=== Brief ===
Restate the complete material exactly.

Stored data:
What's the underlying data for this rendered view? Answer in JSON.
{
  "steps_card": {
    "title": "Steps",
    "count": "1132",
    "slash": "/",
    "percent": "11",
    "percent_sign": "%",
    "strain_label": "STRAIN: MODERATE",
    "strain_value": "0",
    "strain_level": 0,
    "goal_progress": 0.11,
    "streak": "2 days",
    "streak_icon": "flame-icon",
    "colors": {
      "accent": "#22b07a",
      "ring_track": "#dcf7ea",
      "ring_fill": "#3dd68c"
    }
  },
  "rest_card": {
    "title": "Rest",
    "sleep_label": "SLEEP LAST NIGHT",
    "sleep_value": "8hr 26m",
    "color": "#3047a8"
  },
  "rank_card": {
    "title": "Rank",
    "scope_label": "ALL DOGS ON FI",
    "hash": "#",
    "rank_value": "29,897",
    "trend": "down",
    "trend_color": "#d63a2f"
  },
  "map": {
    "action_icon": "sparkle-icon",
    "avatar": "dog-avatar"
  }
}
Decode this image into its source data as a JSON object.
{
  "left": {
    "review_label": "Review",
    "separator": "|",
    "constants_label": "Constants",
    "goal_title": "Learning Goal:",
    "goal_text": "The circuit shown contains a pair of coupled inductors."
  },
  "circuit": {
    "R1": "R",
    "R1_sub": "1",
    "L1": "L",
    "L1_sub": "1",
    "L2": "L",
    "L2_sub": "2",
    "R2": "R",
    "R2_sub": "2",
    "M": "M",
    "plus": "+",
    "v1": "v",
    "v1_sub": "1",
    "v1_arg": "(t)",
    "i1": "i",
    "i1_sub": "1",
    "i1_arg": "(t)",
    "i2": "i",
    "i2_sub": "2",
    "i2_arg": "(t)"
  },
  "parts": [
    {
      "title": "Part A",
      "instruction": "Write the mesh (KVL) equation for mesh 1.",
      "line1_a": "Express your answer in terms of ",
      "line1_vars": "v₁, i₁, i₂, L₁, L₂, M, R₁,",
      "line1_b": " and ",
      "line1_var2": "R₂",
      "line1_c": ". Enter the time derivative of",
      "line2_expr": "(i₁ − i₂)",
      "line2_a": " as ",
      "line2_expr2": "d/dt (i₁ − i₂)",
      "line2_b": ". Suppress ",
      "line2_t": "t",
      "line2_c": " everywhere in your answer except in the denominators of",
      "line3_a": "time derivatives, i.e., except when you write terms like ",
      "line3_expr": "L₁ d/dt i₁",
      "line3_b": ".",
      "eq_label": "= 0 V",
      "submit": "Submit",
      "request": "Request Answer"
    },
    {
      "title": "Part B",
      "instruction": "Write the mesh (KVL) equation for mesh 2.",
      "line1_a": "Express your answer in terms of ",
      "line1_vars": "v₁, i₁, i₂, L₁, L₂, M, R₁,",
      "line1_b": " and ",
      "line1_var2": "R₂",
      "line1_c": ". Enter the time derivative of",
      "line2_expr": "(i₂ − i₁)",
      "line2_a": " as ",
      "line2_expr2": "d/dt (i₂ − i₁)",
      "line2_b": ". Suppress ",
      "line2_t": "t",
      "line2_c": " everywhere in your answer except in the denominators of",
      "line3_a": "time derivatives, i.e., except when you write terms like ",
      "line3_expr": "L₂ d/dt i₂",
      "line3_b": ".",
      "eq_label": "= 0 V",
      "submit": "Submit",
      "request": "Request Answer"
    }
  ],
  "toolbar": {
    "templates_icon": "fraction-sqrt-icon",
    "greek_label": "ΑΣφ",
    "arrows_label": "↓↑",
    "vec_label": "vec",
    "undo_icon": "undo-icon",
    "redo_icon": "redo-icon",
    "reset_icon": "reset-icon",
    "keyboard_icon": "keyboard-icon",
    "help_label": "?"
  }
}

=== Final result ===
What's the underlying data for this rendered view? Answer in JSON.
{
  "steps_card": {
    "title": "Steps",
    "count": "1132",
    "slash": "/",
    "percent": "11",
    "percent_sign": "%",
    "strain_label": "STRAIN: MODERATE",
    "strain_value": "0",
    "strain_level": 0,
    "goal_progress": 0.11,
    "streak": "2 days",
    "streak_icon": "flame-icon",
    "colors": {
      "accent": "#22b07a",
      "ring_track": "#dcf7ea",
      "ring_fill": "#3dd68c"
    }
  },
  "rest_card": {
    "title": "Rest",
    "sleep_label": "SLEEP LAST NIGHT",
    "sleep_value": "8hr 26m",
    "color": "#3047a8"
  },
  "rank_card": {
    "title": "Rank",
    "scope_label": "ALL DOGS ON FI",
    "hash": "#",
    "rank_value": "29,897",
    "trend": "down",
    "trend_color": "#d63a2f"
  },
  "map": {
    "action_icon": "sparkle-icon",
    "avatar": "dog-avatar"
  }
}
Decode this image into its source data as a JSON object.
{
  "left": {
    "review_label": "Review",
    "separator": "|",
    "constants_label": "Constants",
    "goal_title": "Learning Goal:",
    "goal_text": "The circuit shown contains a pair of coupled inductors."
  },
  "circuit": {
    "R1": "R",
    "R1_sub": "1",
    "L1": "L",
    "L1_sub": "1",
    "L2": "L",
    "L2_sub": "2",
    "R2": "R",
    "R2_sub": "2",
    "M": "M",
    "plus": "+",
    "v1": "v",
    "v1_sub": "1",
    "v1_arg": "(t)",
    "i1": "i",
    "i1_sub": "1",
    "i1_arg": "(t)",
    "i2": "i",
    "i2_sub": "2",
    "i2_arg": "(t)"
  },
  "parts": [
    {
      "title": "Part A",
      "instruction": "Write the mesh (KVL) equation for mesh 1.",
      "line1_a": "Express your answer in terms of ",
      "line1_vars": "v₁, i₁, i₂, L₁, L₂, M, R₁,",
      "line1_b": " and ",
      "line1_var2": "R₂",
      "line1_c": ". Enter the time derivative of",
      "line2_expr": "(i₁ − i₂)",
      "line2_a": " as ",
      "line2_expr2": "d/dt (i₁ − i₂)",
      "line2_b": ". Suppress ",
      "line2_t": "t",
      "line2_c": " everywhere in your answer except in the denominators of",
      "line3_a": "time derivatives, i.e., except when you write terms like ",
      "line3_expr": "L₁ d/dt i₁",
      "line3_b": ".",
      "eq_label": "= 0 V",
      "submit": "Submit",
      "request": "Request Answer"
    },
    {
      "title": "Part B",
      "instruction": "Write the mesh (KVL) equation for mesh 2.",
      "line1_a": "Express your answer in terms of ",
      "line1_vars": "v₁, i₁, i₂, L₁, L₂, M, R₁,",
      "line1_b": " and ",
      "line1_var2": "R₂",
      "line1_c": ". Enter the time derivative of",
      "line2_expr": "(i₂ − i₁)",
      "line2_a": " as ",
      "line2_expr2": "d/dt (i₂ − i₁)",
      "line2_b": ". Suppress ",
      "line2_t": "t",
      "line2_c": " everywhere in your answer except in the denominators of",
      "line3_a": "time derivatives, i.e., except when you write terms like ",
      "line3_expr": "L₂ d/dt i₂",
      "line3_b": ".",
      "eq_label": "= 0 V",
      "submit": "Submit",
      "request": "Request Answer"
    }
  ],
  "toolbar": {
    "templates_icon": "fraction-sqrt-icon",
    "greek_label": "ΑΣφ",
    "arrows_label": "↓↑",
    "vec_label": "vec",
    "undo_icon": "undo-icon",
    "redo_icon": "redo-icon",
    "reset_icon": "reset-icon",
    "keyboard_icon": "keyboard-icon",
    "help_label": "?"
  }
}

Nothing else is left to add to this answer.